# start of Data for this task

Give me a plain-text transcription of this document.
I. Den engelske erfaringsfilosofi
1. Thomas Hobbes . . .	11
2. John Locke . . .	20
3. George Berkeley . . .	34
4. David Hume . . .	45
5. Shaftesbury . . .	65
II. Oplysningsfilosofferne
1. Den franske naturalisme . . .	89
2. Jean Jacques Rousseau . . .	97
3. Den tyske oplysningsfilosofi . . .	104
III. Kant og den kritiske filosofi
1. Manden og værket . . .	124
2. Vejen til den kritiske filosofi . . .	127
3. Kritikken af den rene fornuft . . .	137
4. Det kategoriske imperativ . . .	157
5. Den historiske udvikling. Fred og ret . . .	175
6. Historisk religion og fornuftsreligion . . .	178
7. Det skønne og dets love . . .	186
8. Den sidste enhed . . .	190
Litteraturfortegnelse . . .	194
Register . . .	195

# end of Data for this task

(Goal): Set down the material above again, word for word.

(Correct response):
Give me a plain-text transcription of this document.
I. Den engelske erfaringsfilosofi
1. Thomas Hobbes . . .	11
2. John Locke . . .	20
3. George Berkeley . . .	34
4. David Hume . . .	45
5. Shaftesbury . . .	65
II. Oplysningsfilosofferne
1. Den franske naturalisme . . .	89
2. Jean Jacques Rousseau . . .	97
3. Den tyske oplysningsfilosofi . . .	104
III. Kant og den kritiske filosofi
1. Manden og værket . . .	124
2. Vejen til den kritiske filosofi . . .	127
3. Kritikken af den rene fornuft . . .	137
4. Det kategoriske imperativ . . .	157
5. Den historiske udvikling. Fred og ret . . .	175
6. Historisk religion og fornuftsreligion . . .	178
7. Det skønne og dets love . . .	186
8. Den sidste enhed . . .	190
Litteraturfortegnelse . . .	194
Register . . .	195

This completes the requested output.